■ WHAT IS BEING ASKED: Reproduce these lines verbatim.

■ SOURCE RECORDS:

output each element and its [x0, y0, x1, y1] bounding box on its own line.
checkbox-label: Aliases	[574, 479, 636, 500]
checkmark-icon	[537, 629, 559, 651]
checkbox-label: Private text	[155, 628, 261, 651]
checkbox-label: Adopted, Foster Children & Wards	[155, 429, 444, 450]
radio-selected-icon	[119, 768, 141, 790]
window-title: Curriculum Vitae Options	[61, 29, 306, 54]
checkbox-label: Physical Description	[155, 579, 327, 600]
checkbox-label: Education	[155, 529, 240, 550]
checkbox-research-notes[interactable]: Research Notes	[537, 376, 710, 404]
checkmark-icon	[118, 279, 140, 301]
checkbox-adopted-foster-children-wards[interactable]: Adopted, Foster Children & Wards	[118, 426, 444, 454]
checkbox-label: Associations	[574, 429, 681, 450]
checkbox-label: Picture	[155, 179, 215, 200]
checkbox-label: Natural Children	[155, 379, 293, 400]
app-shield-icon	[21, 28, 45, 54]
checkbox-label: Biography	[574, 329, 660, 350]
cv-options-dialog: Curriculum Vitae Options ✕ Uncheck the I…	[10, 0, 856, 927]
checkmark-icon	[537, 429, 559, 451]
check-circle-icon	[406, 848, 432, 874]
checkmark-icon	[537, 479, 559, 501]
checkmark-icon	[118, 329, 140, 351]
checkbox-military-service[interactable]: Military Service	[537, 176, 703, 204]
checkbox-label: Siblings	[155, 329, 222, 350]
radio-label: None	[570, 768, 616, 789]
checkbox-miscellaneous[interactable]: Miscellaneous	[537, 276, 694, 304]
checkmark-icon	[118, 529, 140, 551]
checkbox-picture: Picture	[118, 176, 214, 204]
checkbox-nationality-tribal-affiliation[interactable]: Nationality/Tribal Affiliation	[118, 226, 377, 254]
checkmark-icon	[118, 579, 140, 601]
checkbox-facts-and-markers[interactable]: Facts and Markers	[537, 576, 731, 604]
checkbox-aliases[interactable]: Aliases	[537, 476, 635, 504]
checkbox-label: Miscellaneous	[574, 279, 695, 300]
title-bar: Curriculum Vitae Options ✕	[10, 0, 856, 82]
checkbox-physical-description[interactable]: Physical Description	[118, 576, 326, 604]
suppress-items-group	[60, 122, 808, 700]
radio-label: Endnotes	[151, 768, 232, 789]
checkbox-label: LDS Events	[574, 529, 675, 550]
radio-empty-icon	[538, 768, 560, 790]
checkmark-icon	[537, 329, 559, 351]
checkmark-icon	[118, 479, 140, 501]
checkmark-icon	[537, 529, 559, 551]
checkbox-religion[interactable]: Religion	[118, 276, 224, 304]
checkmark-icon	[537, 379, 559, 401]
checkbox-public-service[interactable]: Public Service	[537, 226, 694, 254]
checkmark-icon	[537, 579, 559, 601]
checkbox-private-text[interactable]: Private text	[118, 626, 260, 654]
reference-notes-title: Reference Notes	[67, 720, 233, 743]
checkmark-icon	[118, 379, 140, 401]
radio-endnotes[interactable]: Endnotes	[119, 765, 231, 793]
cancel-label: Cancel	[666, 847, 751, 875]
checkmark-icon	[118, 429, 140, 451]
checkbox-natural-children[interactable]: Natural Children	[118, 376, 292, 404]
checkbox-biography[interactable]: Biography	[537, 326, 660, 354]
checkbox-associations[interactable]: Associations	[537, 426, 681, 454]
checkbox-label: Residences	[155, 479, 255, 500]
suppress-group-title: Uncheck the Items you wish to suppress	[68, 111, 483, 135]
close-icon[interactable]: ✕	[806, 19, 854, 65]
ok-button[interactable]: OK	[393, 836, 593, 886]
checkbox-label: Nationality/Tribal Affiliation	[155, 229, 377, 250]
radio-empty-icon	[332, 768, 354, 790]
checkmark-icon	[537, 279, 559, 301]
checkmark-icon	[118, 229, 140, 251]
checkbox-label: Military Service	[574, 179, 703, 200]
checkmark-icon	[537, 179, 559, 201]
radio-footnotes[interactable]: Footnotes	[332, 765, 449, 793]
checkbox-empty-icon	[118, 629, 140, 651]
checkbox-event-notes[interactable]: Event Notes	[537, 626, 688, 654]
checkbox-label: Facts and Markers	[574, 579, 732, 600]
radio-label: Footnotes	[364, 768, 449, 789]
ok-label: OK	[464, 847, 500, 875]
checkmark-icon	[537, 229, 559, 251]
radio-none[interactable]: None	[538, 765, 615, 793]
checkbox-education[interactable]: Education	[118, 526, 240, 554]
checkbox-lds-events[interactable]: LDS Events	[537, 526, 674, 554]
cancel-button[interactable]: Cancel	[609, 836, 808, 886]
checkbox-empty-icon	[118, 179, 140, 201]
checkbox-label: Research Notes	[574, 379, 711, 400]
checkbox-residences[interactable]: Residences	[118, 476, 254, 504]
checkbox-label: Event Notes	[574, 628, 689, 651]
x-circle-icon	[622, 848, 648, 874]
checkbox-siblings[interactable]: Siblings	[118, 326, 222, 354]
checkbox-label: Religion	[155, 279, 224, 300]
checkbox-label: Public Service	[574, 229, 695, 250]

■ RESULT OF THIS TASK:
output each element and its [x0, y0, x1, y1] bounding box on its own line.
checkbox-label: Aliases	[574, 479, 636, 500]
checkmark-icon	[537, 629, 559, 651]
checkbox-label: Private text	[155, 628, 261, 651]
checkbox-label: Adopted, Foster Children & Wards	[155, 429, 444, 450]
radio-selected-icon	[119, 768, 141, 790]
window-title: Curriculum Vitae Options	[61, 29, 306, 54]
checkbox-label: Physical Description	[155, 579, 327, 600]
checkbox-label: Education	[155, 529, 240, 550]
checkbox-research-notes[interactable]: Research Notes	[537, 376, 710, 404]
checkmark-icon	[118, 279, 140, 301]
checkbox-adopted-foster-children-wards[interactable]: Adopted, Foster Children & Wards	[118, 426, 444, 454]
checkbox-label: Associations	[574, 429, 681, 450]
checkbox-label: Picture	[155, 179, 215, 200]
checkbox-label: Natural Children	[155, 379, 293, 400]
app-shield-icon	[21, 28, 45, 54]
checkbox-label: Biography	[574, 329, 660, 350]
cv-options-dialog: Curriculum Vitae Options ✕ Uncheck the I…	[10, 0, 856, 927]
checkmark-icon	[537, 429, 559, 451]
check-circle-icon	[406, 848, 432, 874]
checkmark-icon	[537, 479, 559, 501]
checkmark-icon	[118, 329, 140, 351]
checkbox-military-service[interactable]: Military Service	[537, 176, 703, 204]
checkbox-label: Siblings	[155, 329, 222, 350]
radio-label: None	[570, 768, 616, 789]
checkbox-miscellaneous[interactable]: Miscellaneous	[537, 276, 694, 304]
checkmark-icon	[118, 529, 140, 551]
checkbox-picture: Picture	[118, 176, 214, 204]
checkbox-nationality-tribal-affiliation[interactable]: Nationality/Tribal Affiliation	[118, 226, 377, 254]
checkmark-icon	[118, 579, 140, 601]
checkbox-facts-and-markers[interactable]: Facts and Markers	[537, 576, 731, 604]
checkbox-aliases[interactable]: Aliases	[537, 476, 635, 504]
checkbox-label: Miscellaneous	[574, 279, 695, 300]
title-bar: Curriculum Vitae Options ✕	[10, 0, 856, 82]
checkbox-physical-description[interactable]: Physical Description	[118, 576, 326, 604]
suppress-items-group	[60, 122, 808, 700]
radio-label: Endnotes	[151, 768, 232, 789]
checkbox-label: LDS Events	[574, 529, 675, 550]
radio-empty-icon	[538, 768, 560, 790]
checkmark-icon	[537, 329, 559, 351]
checkmark-icon	[118, 479, 140, 501]
checkmark-icon	[537, 529, 559, 551]
checkbox-religion[interactable]: Religion	[118, 276, 224, 304]
checkmark-icon	[537, 379, 559, 401]
checkbox-public-service[interactable]: Public Service	[537, 226, 694, 254]
checkmark-icon	[537, 579, 559, 601]
checkbox-private-text[interactable]: Private text	[118, 626, 260, 654]
reference-notes-title: Reference Notes	[67, 720, 233, 743]
checkmark-icon	[118, 379, 140, 401]
radio-endnotes[interactable]: Endnotes	[119, 765, 231, 793]
cancel-label: Cancel	[666, 847, 751, 875]
checkmark-icon	[118, 429, 140, 451]
checkbox-natural-children[interactable]: Natural Children	[118, 376, 292, 404]
checkbox-biography[interactable]: Biography	[537, 326, 660, 354]
checkbox-associations[interactable]: Associations	[537, 426, 681, 454]
checkbox-label: Residences	[155, 479, 255, 500]
suppress-group-title: Uncheck the Items you wish to suppress	[68, 111, 483, 135]
close-icon[interactable]: ✕	[806, 19, 854, 65]
ok-button[interactable]: OK	[393, 836, 593, 886]
checkbox-label: Nationality/Tribal Affiliation	[155, 229, 377, 250]
radio-empty-icon	[332, 768, 354, 790]
checkmark-icon	[537, 279, 559, 301]
checkmark-icon	[118, 229, 140, 251]
checkbox-label: Military Service	[574, 179, 703, 200]
checkmark-icon	[537, 179, 559, 201]
radio-footnotes[interactable]: Footnotes	[332, 765, 449, 793]
checkbox-empty-icon	[118, 629, 140, 651]
checkbox-event-notes[interactable]: Event Notes	[537, 626, 688, 654]
checkbox-label: Facts and Markers	[574, 579, 732, 600]
radio-label: Footnotes	[364, 768, 449, 789]
ok-label: OK	[464, 847, 500, 875]
checkmark-icon	[537, 229, 559, 251]
radio-none[interactable]: None	[538, 765, 615, 793]
checkbox-education[interactable]: Education	[118, 526, 240, 554]
checkbox-lds-events[interactable]: LDS Events	[537, 526, 674, 554]
cancel-button[interactable]: Cancel	[609, 836, 808, 886]
checkbox-empty-icon	[118, 179, 140, 201]
checkbox-label: Research Notes	[574, 379, 711, 400]
checkbox-residences[interactable]: Residences	[118, 476, 254, 504]
checkbox-label: Event Notes	[574, 628, 689, 651]
x-circle-icon	[622, 848, 648, 874]
checkbox-siblings[interactable]: Siblings	[118, 326, 222, 354]
checkbox-label: Religion	[155, 279, 224, 300]
checkbox-label: Public Service	[574, 229, 695, 250]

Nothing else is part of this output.